DO THIS: Below are the records; locate each line with the word "title" and copy it.

DATA SUPPLIED:
########################################
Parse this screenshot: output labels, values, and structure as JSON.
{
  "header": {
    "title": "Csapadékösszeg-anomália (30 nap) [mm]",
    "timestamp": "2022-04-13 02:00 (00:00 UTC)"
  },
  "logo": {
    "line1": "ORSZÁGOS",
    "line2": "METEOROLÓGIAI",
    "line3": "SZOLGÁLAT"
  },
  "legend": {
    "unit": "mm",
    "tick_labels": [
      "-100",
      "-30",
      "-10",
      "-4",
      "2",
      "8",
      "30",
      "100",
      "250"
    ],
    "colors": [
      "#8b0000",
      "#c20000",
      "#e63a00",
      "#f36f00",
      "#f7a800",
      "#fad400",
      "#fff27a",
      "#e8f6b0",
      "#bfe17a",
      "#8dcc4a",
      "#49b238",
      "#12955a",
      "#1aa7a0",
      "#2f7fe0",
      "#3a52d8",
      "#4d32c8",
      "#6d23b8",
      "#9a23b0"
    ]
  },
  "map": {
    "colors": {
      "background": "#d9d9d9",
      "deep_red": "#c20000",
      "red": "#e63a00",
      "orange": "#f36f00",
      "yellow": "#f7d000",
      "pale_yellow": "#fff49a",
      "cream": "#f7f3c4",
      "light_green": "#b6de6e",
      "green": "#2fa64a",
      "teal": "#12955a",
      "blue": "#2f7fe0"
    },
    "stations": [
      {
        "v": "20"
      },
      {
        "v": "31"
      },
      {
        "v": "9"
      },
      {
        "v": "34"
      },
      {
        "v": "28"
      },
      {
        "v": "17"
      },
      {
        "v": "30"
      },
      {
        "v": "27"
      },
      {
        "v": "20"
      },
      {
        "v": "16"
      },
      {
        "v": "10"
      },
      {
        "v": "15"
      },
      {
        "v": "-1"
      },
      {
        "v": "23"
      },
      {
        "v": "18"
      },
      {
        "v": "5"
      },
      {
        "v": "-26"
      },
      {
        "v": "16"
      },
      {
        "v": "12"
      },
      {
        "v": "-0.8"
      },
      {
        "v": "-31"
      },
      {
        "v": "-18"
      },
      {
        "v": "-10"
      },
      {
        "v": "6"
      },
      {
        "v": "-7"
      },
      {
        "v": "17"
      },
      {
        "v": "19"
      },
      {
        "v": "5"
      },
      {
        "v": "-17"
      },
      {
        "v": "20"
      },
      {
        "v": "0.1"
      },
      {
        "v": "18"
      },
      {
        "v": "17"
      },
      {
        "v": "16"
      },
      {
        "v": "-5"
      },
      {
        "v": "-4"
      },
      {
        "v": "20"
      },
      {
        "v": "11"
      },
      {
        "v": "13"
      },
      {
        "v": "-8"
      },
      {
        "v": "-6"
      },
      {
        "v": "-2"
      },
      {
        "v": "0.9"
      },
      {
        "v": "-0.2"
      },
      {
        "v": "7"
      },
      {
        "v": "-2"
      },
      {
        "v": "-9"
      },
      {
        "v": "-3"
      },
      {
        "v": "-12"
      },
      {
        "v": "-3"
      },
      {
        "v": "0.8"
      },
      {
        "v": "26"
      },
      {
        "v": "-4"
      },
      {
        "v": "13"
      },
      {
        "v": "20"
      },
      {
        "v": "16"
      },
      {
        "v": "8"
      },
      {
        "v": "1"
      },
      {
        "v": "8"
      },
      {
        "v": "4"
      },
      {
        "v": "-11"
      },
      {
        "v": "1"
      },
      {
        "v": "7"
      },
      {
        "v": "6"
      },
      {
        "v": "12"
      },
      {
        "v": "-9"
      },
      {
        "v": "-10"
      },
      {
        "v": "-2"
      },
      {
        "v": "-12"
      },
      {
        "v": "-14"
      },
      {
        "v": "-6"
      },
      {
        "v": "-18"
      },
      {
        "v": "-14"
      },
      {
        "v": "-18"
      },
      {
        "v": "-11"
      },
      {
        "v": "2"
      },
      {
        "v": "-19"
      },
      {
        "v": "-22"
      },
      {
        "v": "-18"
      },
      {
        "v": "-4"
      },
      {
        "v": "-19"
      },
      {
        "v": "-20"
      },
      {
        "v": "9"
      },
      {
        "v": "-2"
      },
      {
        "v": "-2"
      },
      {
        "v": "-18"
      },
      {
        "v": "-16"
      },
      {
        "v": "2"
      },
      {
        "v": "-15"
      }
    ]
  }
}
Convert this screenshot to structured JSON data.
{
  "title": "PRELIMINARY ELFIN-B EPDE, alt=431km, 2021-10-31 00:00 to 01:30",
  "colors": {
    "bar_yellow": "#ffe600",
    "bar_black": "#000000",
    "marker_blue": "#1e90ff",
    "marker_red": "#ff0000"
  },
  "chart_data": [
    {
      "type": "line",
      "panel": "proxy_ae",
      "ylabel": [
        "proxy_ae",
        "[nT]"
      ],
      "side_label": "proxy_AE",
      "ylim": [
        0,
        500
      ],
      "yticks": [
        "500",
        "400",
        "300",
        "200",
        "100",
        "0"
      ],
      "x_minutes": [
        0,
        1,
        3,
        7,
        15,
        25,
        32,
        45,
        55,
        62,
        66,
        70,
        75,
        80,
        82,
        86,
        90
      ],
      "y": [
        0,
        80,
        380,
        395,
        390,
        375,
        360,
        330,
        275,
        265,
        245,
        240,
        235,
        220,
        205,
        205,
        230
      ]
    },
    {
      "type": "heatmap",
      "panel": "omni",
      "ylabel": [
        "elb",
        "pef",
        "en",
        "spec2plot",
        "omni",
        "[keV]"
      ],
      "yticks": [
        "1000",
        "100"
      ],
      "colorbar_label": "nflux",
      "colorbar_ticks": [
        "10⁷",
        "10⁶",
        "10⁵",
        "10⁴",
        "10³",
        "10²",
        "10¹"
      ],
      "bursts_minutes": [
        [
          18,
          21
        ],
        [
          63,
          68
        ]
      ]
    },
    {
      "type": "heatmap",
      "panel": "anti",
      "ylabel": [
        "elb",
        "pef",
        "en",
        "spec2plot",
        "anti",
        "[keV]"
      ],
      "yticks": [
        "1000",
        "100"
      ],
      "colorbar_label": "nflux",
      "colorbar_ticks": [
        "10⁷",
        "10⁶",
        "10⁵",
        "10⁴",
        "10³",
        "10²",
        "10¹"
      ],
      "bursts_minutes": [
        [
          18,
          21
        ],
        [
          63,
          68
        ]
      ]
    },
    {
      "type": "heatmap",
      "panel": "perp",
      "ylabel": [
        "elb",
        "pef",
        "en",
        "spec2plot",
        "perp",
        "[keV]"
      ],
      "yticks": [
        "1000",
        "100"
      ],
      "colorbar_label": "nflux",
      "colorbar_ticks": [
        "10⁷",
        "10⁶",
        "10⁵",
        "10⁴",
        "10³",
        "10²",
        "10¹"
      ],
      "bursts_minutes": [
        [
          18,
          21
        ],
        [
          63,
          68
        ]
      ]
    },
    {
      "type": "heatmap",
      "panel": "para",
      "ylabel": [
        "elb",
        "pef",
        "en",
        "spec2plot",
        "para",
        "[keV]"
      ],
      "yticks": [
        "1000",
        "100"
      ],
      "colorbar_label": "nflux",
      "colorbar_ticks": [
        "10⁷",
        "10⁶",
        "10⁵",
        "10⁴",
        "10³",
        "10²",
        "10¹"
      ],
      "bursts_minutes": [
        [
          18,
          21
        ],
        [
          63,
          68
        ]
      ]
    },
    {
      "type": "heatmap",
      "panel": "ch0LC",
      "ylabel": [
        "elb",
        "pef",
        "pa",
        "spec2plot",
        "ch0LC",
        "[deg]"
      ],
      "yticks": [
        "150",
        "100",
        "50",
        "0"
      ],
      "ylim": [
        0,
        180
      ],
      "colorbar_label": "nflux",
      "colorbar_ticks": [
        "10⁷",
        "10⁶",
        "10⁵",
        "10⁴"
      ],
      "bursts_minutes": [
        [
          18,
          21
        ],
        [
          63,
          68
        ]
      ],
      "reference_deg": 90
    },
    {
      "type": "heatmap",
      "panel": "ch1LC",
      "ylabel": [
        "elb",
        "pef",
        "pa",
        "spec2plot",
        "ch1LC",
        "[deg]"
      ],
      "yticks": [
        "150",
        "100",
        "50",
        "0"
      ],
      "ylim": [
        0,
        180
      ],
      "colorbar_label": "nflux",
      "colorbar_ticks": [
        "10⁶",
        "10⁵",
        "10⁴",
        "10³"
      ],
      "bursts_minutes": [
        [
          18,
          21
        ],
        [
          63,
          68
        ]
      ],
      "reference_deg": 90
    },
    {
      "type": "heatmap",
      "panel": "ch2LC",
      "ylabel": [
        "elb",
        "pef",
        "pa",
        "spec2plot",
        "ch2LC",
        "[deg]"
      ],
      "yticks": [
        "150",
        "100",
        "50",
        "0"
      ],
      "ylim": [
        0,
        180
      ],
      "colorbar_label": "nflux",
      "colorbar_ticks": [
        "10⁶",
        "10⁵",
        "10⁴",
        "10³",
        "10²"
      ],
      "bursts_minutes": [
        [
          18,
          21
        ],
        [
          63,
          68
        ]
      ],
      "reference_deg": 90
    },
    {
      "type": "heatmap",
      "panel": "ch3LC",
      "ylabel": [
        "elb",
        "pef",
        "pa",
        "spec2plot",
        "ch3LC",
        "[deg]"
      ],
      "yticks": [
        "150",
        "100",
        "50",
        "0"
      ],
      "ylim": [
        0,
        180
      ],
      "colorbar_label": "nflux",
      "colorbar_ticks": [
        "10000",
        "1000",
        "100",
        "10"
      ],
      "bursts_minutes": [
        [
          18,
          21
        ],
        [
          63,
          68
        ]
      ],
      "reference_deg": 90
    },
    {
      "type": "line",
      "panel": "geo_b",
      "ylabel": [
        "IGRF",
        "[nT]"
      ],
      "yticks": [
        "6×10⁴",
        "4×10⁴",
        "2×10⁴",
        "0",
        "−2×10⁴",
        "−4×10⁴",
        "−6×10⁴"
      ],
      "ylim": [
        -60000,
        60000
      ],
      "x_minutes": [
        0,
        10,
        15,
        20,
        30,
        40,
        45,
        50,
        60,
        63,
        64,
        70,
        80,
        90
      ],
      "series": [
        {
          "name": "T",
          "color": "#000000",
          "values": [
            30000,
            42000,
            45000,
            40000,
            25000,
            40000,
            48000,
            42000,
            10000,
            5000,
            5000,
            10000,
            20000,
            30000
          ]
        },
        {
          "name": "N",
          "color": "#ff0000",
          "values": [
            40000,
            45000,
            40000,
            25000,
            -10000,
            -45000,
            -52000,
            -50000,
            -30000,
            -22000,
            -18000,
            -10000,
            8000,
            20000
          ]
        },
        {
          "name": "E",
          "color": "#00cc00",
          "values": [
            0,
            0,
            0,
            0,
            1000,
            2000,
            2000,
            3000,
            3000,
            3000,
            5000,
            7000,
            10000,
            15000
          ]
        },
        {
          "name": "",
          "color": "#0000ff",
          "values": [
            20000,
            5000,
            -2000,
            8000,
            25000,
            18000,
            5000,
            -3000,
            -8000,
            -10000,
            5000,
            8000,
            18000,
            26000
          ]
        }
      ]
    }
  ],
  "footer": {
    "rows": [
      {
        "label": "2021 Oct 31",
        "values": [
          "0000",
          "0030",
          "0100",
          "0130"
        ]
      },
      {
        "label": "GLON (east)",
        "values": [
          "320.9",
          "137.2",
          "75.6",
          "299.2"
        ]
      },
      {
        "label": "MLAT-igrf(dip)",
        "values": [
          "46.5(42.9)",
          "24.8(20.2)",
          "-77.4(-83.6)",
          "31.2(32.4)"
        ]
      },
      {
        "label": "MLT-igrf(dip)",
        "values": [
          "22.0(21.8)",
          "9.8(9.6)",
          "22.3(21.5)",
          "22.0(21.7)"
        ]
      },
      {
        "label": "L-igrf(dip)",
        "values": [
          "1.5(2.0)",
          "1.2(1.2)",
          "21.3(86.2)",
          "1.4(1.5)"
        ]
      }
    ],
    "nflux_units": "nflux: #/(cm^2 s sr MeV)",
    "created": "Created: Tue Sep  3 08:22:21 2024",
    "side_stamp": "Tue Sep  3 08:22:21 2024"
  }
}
########################################
CORRECT RESULT:
    "title": "Csapadékösszeg-anomália (30 nap) [mm]",
  "title": "PRELIMINARY ELFIN-B EPDE, alt=431km, 2021-10-31 00:00 to 01:30",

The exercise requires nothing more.